» **Do this**:
Exactly as written, retype the listing below, omitting the pictures.

(Figure content listings)
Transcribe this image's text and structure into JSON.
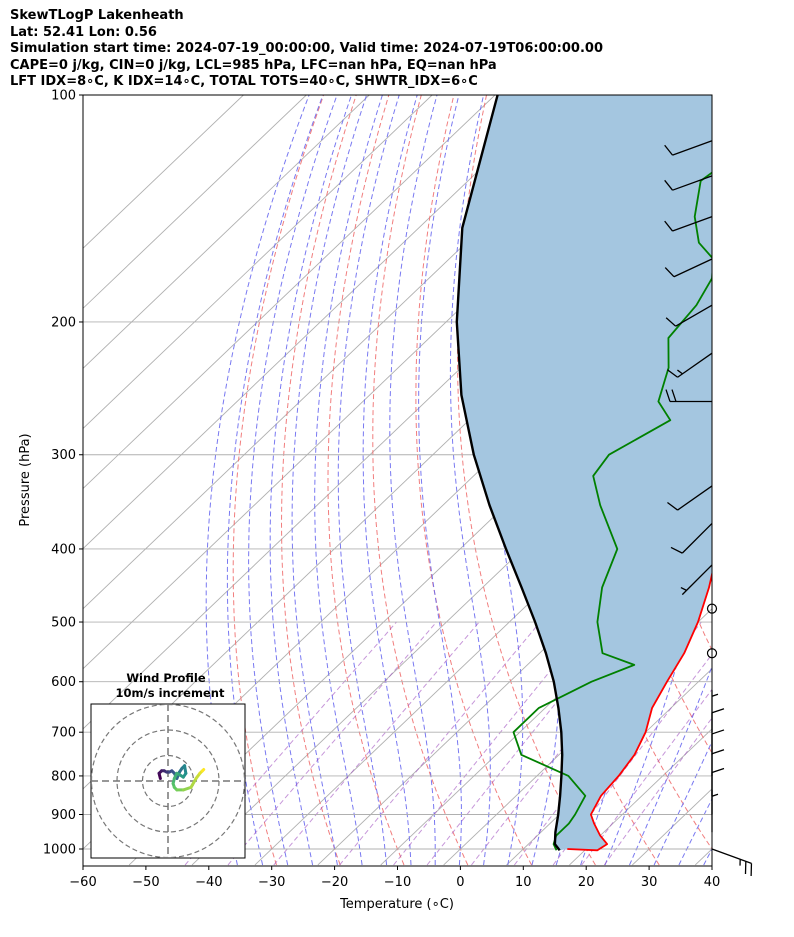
{
  "title_lines": [
    "SkewTLogP Lakenheath",
    "Lat: 52.41   Lon: 0.56",
    "Simulation start time: 2024-07-19_00:00:00, Valid time: 2024-07-19T06:00:00.00",
    "CAPE=0 j/kg, CIN=0 j/kg, LCL=985 hPa, LFC=nan hPa, EQ=nan hPa",
    "LFT IDX=8∘C, K IDX=14∘C, TOTAL TOTS=40∘C, SHWTR_IDX=6∘C"
  ],
  "chart_data": {
    "type": "line",
    "subtype": "skew-t log-p",
    "xlabel": "Temperature (∘C)",
    "ylabel": "Pressure (hPa)",
    "xlim": [
      -60,
      40
    ],
    "ylim": [
      1050,
      100
    ],
    "yscale": "log",
    "x_ticks": [
      -60,
      -50,
      -40,
      -30,
      -20,
      -10,
      0,
      10,
      20,
      30,
      40
    ],
    "x_tick_labels": [
      "−60",
      "−50",
      "−40",
      "−30",
      "−20",
      "−10",
      "0",
      "10",
      "20",
      "30",
      "40"
    ],
    "y_ticks": [
      1000,
      900,
      800,
      700,
      600,
      500,
      400,
      300,
      200,
      100
    ],
    "y_tick_labels": [
      "1000",
      "900",
      "800",
      "700",
      "600",
      "500",
      "400",
      "300",
      "200",
      "100"
    ],
    "grid": true,
    "colors": {
      "temperature": "#ff0000",
      "dewpoint": "#008000",
      "parcel": "#000000",
      "shade": "#a4c6e0",
      "dry_adiabats": "#f07070",
      "moist_adiabats": "#6a6af0",
      "mixing_ratio": "#a050c0",
      "isotherms": "#b0b0b0"
    },
    "series": [
      {
        "key": "temperature",
        "p": [
          1000,
          1004,
          985,
          960,
          925,
          900,
          850,
          800,
          750,
          700,
          650,
          600,
          550,
          500,
          450,
          400,
          350,
          300,
          285,
          260,
          235,
          210,
          185,
          170,
          158,
          146,
          130,
          115,
          100
        ],
        "t": [
          17,
          22,
          22.5,
          20,
          17,
          15,
          13.5,
          13,
          12,
          10,
          7,
          5,
          3,
          0,
          -4,
          -9,
          -15,
          -22,
          -24,
          -26,
          -31,
          -35,
          -37,
          -39,
          -37,
          -36,
          -37,
          -38,
          -40
        ]
      },
      {
        "key": "dewpoint",
        "p": [
          1004,
          985,
          960,
          925,
          900,
          850,
          800,
          750,
          700,
          650,
          600,
          570,
          550,
          500,
          450,
          400,
          350,
          320,
          300,
          270,
          255,
          230,
          210,
          190,
          175,
          165,
          157,
          145,
          130,
          115,
          100
        ],
        "t": [
          15.5,
          14,
          13,
          13,
          12.5,
          11,
          5,
          -6,
          -11,
          -11,
          -7,
          -3,
          -10,
          -16,
          -21,
          -25,
          -35,
          -41,
          -42,
          -38,
          -43,
          -47,
          -52,
          -53,
          -55,
          -58,
          -63,
          -68,
          -73,
          -71,
          -70
        ]
      },
      {
        "key": "parcel",
        "p": [
          1004,
          985,
          950,
          900,
          850,
          800,
          750,
          700,
          650,
          600,
          550,
          500,
          450,
          400,
          350,
          300,
          250,
          200,
          150,
          100
        ],
        "t": [
          16,
          14.2,
          12.3,
          9.8,
          7.0,
          3.9,
          0.5,
          -3.4,
          -7.9,
          -13.0,
          -19.0,
          -25.9,
          -33.8,
          -42.7,
          -52.6,
          -63.5,
          -75.4,
          -88.3,
          -103.1,
          -119.6
        ]
      }
    ],
    "wind_barbs": {
      "p": [
        1000,
        950,
        900,
        850,
        800,
        750,
        700,
        550,
        480,
        420,
        370,
        330,
        255,
        220,
        190,
        165,
        145,
        128,
        115
      ],
      "speed_kt": [
        25,
        5,
        10,
        10,
        10,
        10,
        5,
        0,
        0,
        5,
        10,
        10,
        20,
        15,
        10,
        10,
        10,
        10,
        10
      ],
      "dir_deg": [
        110,
        0,
        0,
        0,
        0,
        0,
        0,
        0,
        0,
        225,
        225,
        235,
        270,
        235,
        240,
        245,
        250,
        250,
        250
      ]
    },
    "inset": {
      "title": "Wind Profile",
      "subtitle": "10m/s increment",
      "rings_mps": [
        10,
        20,
        30
      ],
      "hodograph_u": [
        -3,
        -3.5,
        -2.5,
        -1.5,
        -0.5,
        0.5,
        1.5,
        2.5,
        3.5,
        4.5,
        5.5,
        6.5,
        7,
        6,
        4.5,
        3.5,
        2.5,
        2,
        2.5,
        3.5,
        6,
        9,
        11,
        12.5,
        13.5,
        14
      ],
      "hodograph_v": [
        1,
        3,
        4,
        4,
        3.5,
        3.5,
        4,
        3,
        1,
        3.5,
        5,
        6,
        3,
        1.5,
        2.5,
        3,
        1,
        -1,
        -2.5,
        -3.5,
        -3.5,
        -2.5,
        1,
        3,
        4,
        4.5
      ]
    }
  }
}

» **Task answer**:
Transcribe this image's text and structure into JSON.
{
  "title_lines": [
    "SkewTLogP Lakenheath",
    "Lat: 52.41   Lon: 0.56",
    "Simulation start time: 2024-07-19_00:00:00, Valid time: 2024-07-19T06:00:00.00",
    "CAPE=0 j/kg, CIN=0 j/kg, LCL=985 hPa, LFC=nan hPa, EQ=nan hPa",
    "LFT IDX=8∘C, K IDX=14∘C, TOTAL TOTS=40∘C, SHWTR_IDX=6∘C"
  ],
  "chart_data": {
    "type": "line",
    "subtype": "skew-t log-p",
    "xlabel": "Temperature (∘C)",
    "ylabel": "Pressure (hPa)",
    "xlim": [
      -60,
      40
    ],
    "ylim": [
      1050,
      100
    ],
    "yscale": "log",
    "x_ticks": [
      -60,
      -50,
      -40,
      -30,
      -20,
      -10,
      0,
      10,
      20,
      30,
      40
    ],
    "x_tick_labels": [
      "−60",
      "−50",
      "−40",
      "−30",
      "−20",
      "−10",
      "0",
      "10",
      "20",
      "30",
      "40"
    ],
    "y_ticks": [
      1000,
      900,
      800,
      700,
      600,
      500,
      400,
      300,
      200,
      100
    ],
    "y_tick_labels": [
      "1000",
      "900",
      "800",
      "700",
      "600",
      "500",
      "400",
      "300",
      "200",
      "100"
    ],
    "grid": true,
    "colors": {
      "temperature": "#ff0000",
      "dewpoint": "#008000",
      "parcel": "#000000",
      "shade": "#a4c6e0",
      "dry_adiabats": "#f07070",
      "moist_adiabats": "#6a6af0",
      "mixing_ratio": "#a050c0",
      "isotherms": "#b0b0b0"
    },
    "series": [
      {
        "key": "temperature",
        "p": [
          1000,
          1004,
          985,
          960,
          925,
          900,
          850,
          800,
          750,
          700,
          650,
          600,
          550,
          500,
          450,
          400,
          350,
          300,
          285,
          260,
          235,
          210,
          185,
          170,
          158,
          146,
          130,
          115,
          100
        ],
        "t": [
          17,
          22,
          22.5,
          20,
          17,
          15,
          13.5,
          13,
          12,
          10,
          7,
          5,
          3,
          0,
          -4,
          -9,
          -15,
          -22,
          -24,
          -26,
          -31,
          -35,
          -37,
          -39,
          -37,
          -36,
          -37,
          -38,
          -40
        ]
      },
      {
        "key": "dewpoint",
        "p": [
          1004,
          985,
          960,
          925,
          900,
          850,
          800,
          750,
          700,
          650,
          600,
          570,
          550,
          500,
          450,
          400,
          350,
          320,
          300,
          270,
          255,
          230,
          210,
          190,
          175,
          165,
          157,
          145,
          130,
          115,
          100
        ],
        "t": [
          15.5,
          14,
          13,
          13,
          12.5,
          11,
          5,
          -6,
          -11,
          -11,
          -7,
          -3,
          -10,
          -16,
          -21,
          -25,
          -35,
          -41,
          -42,
          -38,
          -43,
          -47,
          -52,
          -53,
          -55,
          -58,
          -63,
          -68,
          -73,
          -71,
          -70
        ]
      },
      {
        "key": "parcel",
        "p": [
          1004,
          985,
          950,
          900,
          850,
          800,
          750,
          700,
          650,
          600,
          550,
          500,
          450,
          400,
          350,
          300,
          250,
          200,
          150,
          100
        ],
        "t": [
          16,
          14.2,
          12.3,
          9.8,
          7.0,
          3.9,
          0.5,
          -3.4,
          -7.9,
          -13.0,
          -19.0,
          -25.9,
          -33.8,
          -42.7,
          -52.6,
          -63.5,
          -75.4,
          -88.3,
          -103.1,
          -119.6
        ]
      }
    ],
    "wind_barbs": {
      "p": [
        1000,
        950,
        900,
        850,
        800,
        750,
        700,
        550,
        480,
        420,
        370,
        330,
        255,
        220,
        190,
        165,
        145,
        128,
        115
      ],
      "speed_kt": [
        25,
        5,
        10,
        10,
        10,
        10,
        5,
        0,
        0,
        5,
        10,
        10,
        20,
        15,
        10,
        10,
        10,
        10,
        10
      ],
      "dir_deg": [
        110,
        0,
        0,
        0,
        0,
        0,
        0,
        0,
        0,
        225,
        225,
        235,
        270,
        235,
        240,
        245,
        250,
        250,
        250
      ]
    },
    "inset": {
      "title": "Wind Profile",
      "subtitle": "10m/s increment",
      "rings_mps": [
        10,
        20,
        30
      ],
      "hodograph_u": [
        -3,
        -3.5,
        -2.5,
        -1.5,
        -0.5,
        0.5,
        1.5,
        2.5,
        3.5,
        4.5,
        5.5,
        6.5,
        7,
        6,
        4.5,
        3.5,
        2.5,
        2,
        2.5,
        3.5,
        6,
        9,
        11,
        12.5,
        13.5,
        14
      ],
      "hodograph_v": [
        1,
        3,
        4,
        4,
        3.5,
        3.5,
        4,
        3,
        1,
        3.5,
        5,
        6,
        3,
        1.5,
        2.5,
        3,
        1,
        -1,
        -2.5,
        -3.5,
        -3.5,
        -2.5,
        1,
        3,
        4,
        4.5
      ]
    }
  }
}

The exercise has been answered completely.